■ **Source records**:
__________________________________________________
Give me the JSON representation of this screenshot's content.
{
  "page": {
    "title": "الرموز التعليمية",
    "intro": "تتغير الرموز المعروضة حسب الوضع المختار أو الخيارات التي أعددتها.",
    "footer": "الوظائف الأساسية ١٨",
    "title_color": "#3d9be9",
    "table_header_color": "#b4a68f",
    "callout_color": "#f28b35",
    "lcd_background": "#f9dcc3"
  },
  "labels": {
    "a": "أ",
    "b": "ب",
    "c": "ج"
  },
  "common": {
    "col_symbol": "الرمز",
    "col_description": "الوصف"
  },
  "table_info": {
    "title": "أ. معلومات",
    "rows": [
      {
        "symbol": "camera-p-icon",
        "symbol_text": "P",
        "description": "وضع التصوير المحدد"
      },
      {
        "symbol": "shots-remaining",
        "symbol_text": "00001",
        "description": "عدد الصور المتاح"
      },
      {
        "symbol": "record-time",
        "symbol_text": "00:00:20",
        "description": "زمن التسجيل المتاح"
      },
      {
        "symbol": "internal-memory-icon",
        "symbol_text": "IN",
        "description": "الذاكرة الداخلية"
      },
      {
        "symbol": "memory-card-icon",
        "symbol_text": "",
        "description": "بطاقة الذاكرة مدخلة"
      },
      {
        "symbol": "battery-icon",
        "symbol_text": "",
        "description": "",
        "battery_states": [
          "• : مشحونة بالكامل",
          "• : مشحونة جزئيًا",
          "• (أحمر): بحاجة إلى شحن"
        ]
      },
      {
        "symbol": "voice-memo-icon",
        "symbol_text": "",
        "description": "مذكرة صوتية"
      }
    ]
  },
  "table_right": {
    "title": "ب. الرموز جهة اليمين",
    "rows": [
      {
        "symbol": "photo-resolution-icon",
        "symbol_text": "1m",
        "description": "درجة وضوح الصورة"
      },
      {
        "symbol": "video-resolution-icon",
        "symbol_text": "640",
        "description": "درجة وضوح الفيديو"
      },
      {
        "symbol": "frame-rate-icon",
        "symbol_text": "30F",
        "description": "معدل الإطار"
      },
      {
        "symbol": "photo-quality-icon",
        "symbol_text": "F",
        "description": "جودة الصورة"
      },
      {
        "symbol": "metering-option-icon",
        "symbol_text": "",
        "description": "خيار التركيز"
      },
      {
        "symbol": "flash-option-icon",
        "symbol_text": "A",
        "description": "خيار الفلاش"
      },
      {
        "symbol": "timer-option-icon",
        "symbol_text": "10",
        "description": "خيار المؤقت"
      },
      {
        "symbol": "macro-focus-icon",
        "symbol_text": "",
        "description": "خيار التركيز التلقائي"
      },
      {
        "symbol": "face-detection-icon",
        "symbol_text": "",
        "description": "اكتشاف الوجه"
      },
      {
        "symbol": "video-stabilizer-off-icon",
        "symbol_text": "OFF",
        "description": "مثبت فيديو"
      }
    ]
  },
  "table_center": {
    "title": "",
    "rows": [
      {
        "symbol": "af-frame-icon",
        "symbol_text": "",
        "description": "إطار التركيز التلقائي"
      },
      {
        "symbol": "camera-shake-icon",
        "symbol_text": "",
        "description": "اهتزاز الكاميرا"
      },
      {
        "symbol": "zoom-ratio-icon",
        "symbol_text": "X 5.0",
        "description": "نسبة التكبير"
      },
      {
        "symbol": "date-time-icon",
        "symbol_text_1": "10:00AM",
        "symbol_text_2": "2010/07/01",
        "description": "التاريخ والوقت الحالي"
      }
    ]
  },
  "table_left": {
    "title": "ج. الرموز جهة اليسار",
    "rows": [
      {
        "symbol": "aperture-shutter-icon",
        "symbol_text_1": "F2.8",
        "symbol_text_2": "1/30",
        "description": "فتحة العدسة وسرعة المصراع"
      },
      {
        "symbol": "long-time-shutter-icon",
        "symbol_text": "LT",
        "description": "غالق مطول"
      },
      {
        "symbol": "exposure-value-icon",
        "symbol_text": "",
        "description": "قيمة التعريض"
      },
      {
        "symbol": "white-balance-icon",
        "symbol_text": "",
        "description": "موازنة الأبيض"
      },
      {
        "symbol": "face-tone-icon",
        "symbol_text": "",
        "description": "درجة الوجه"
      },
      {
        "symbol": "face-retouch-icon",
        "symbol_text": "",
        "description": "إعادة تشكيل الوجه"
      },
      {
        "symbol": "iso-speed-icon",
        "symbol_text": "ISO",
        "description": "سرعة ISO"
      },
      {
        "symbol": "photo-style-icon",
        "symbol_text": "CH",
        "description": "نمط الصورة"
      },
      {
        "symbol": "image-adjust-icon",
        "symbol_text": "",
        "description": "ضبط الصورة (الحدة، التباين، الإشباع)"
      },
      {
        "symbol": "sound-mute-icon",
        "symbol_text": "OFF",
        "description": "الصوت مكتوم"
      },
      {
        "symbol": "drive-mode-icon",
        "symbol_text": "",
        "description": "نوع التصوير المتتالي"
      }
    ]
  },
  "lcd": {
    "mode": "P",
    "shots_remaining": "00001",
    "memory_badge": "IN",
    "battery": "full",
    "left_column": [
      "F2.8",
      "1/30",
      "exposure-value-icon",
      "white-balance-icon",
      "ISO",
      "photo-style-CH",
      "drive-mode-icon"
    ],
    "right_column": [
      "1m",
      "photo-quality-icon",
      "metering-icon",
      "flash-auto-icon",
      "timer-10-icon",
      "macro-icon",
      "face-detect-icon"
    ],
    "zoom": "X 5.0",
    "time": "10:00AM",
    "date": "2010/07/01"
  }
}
__________________________________________________
■ **What you need to do**:
Check every line of the data above for the string "وضوح", and copy those that have it.

■ **Answer for the task**:
        "description": "درجة وضوح الصورة"
        "description": "درجة وضوح الفيديو"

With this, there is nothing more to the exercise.